EXCERPTED RECORDS:
★ ★ ★ ★ ★
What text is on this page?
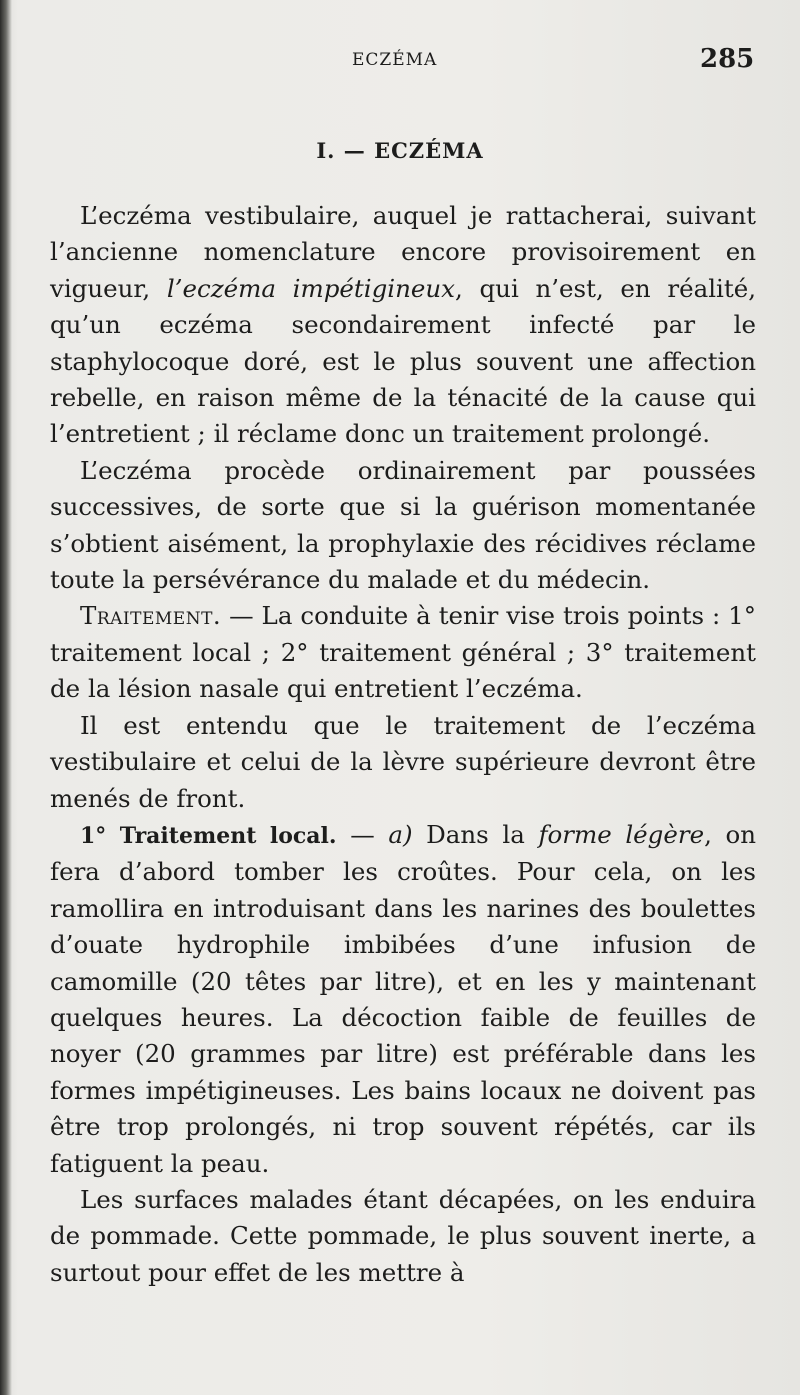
ECZÉMA	285
I. — ECZÉMA

L’eczéma vestibulaire, auquel je rattacherai, suivant l’ancienne nomenclature encore provisoirement en vigueur, l’eczéma impétigineux, qui n’est, en réalité, qu’un eczéma secondairement infecté par le staphylocoque doré, est le plus souvent une affection rebelle, en raison même de la ténacité de la cause qui l’entretient ; il réclame donc un traitement prolongé.

L’eczéma procède ordinairement par poussées successives, de sorte que si la guérison momentanée s’obtient aisément, la prophylaxie des récidives réclame toute la persévérance du malade et du médecin.

Traitement. — La conduite à tenir vise trois points : 1° traitement local ; 2° traitement général ; 3° traitement de la lésion nasale qui entretient l’eczéma.

Il est entendu que le traitement de l’eczéma vestibulaire et celui de la lèvre supérieure devront être menés de front.

1° Traitement local. — a) Dans la forme légère, on fera d’abord tomber les croûtes. Pour cela, on les ramollira en introduisant dans les narines des boulettes d’ouate hydrophile imbibées d’une infusion de camomille (20 têtes par litre), et en les y maintenant quelques heures. La décoction faible de feuilles de noyer (20 grammes par litre) est préférable dans les formes impétigineuses. Les bains locaux ne doivent pas être trop prolongés, ni trop souvent répétés, car ils fatiguent la peau.

Les surfaces malades étant décapées, on les enduira de pommade. Cette pommade, le plus souvent inerte, a surtout pour effet de les mettre à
★ ★ ★ ★ ★
SHORT EXERCISE:
Repeat the records word for word. Any picture in them should be left out.

TASK ANSWER:
What text is on this page?
ECZÉMA	285
I. — ECZÉMA

L’eczéma vestibulaire, auquel je rattacherai, suivant l’ancienne nomenclature encore provisoirement en vigueur, l’eczéma impétigineux, qui n’est, en réalité, qu’un eczéma secondairement infecté par le staphylocoque doré, est le plus souvent une affection rebelle, en raison même de la ténacité de la cause qui l’entretient ; il réclame donc un traitement prolongé.

L’eczéma procède ordinairement par poussées successives, de sorte que si la guérison momentanée s’obtient aisément, la prophylaxie des récidives réclame toute la persévérance du malade et du médecin.

Traitement. — La conduite à tenir vise trois points : 1° traitement local ; 2° traitement général ; 3° traitement de la lésion nasale qui entretient l’eczéma.

Il est entendu que le traitement de l’eczéma vestibulaire et celui de la lèvre supérieure devront être menés de front.

1° Traitement local. — a) Dans la forme légère, on fera d’abord tomber les croûtes. Pour cela, on les ramollira en introduisant dans les narines des boulettes d’ouate hydrophile imbibées d’une infusion de camomille (20 têtes par litre), et en les y maintenant quelques heures. La décoction faible de feuilles de noyer (20 grammes par litre) est préférable dans les formes impétigineuses. Les bains locaux ne doivent pas être trop prolongés, ni trop souvent répétés, car ils fatiguent la peau.

Les surfaces malades étant décapées, on les enduira de pommade. Cette pommade, le plus souvent inerte, a surtout pour effet de les mettre à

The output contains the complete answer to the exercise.